--- Supplied material ---

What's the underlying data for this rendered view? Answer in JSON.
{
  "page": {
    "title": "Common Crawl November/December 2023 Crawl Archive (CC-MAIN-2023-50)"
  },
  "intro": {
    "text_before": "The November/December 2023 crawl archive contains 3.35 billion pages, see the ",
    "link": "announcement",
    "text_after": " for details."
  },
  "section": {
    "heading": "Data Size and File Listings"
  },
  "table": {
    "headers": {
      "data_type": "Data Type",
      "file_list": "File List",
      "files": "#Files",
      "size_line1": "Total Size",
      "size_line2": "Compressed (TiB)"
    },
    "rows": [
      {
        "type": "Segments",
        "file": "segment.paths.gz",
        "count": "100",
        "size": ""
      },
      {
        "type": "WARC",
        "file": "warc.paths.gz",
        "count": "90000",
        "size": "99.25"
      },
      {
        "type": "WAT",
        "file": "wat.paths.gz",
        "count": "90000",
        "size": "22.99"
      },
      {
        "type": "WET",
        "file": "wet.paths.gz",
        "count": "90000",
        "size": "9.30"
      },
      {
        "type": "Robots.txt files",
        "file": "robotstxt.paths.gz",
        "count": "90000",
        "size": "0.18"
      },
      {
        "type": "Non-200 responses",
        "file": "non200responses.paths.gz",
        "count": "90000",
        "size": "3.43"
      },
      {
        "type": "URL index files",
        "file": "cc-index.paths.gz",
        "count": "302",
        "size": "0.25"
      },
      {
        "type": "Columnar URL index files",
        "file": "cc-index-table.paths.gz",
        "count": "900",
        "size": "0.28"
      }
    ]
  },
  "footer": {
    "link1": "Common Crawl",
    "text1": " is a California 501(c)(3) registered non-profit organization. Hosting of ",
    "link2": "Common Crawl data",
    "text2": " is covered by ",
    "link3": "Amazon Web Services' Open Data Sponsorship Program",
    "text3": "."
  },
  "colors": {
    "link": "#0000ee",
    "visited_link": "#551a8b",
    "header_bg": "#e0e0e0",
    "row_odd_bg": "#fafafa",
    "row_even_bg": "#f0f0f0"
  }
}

---

◆ **What you will do**
Return the listing above in full, character for character.

◆ **Exercise result**
What's the underlying data for this rendered view? Answer in JSON.
{
  "page": {
    "title": "Common Crawl November/December 2023 Crawl Archive (CC-MAIN-2023-50)"
  },
  "intro": {
    "text_before": "The November/December 2023 crawl archive contains 3.35 billion pages, see the ",
    "link": "announcement",
    "text_after": " for details."
  },
  "section": {
    "heading": "Data Size and File Listings"
  },
  "table": {
    "headers": {
      "data_type": "Data Type",
      "file_list": "File List",
      "files": "#Files",
      "size_line1": "Total Size",
      "size_line2": "Compressed (TiB)"
    },
    "rows": [
      {
        "type": "Segments",
        "file": "segment.paths.gz",
        "count": "100",
        "size": ""
      },
      {
        "type": "WARC",
        "file": "warc.paths.gz",
        "count": "90000",
        "size": "99.25"
      },
      {
        "type": "WAT",
        "file": "wat.paths.gz",
        "count": "90000",
        "size": "22.99"
      },
      {
        "type": "WET",
        "file": "wet.paths.gz",
        "count": "90000",
        "size": "9.30"
      },
      {
        "type": "Robots.txt files",
        "file": "robotstxt.paths.gz",
        "count": "90000",
        "size": "0.18"
      },
      {
        "type": "Non-200 responses",
        "file": "non200responses.paths.gz",
        "count": "90000",
        "size": "3.43"
      },
      {
        "type": "URL index files",
        "file": "cc-index.paths.gz",
        "count": "302",
        "size": "0.25"
      },
      {
        "type": "Columnar URL index files",
        "file": "cc-index-table.paths.gz",
        "count": "900",
        "size": "0.28"
      }
    ]
  },
  "footer": {
    "link1": "Common Crawl",
    "text1": " is a California 501(c)(3) registered non-profit organization. Hosting of ",
    "link2": "Common Crawl data",
    "text2": " is covered by ",
    "link3": "Amazon Web Services' Open Data Sponsorship Program",
    "text3": "."
  },
  "colors": {
    "link": "#0000ee",
    "visited_link": "#551a8b",
    "header_bg": "#e0e0e0",
    "row_odd_bg": "#fafafa",
    "row_even_bg": "#f0f0f0"
  }
}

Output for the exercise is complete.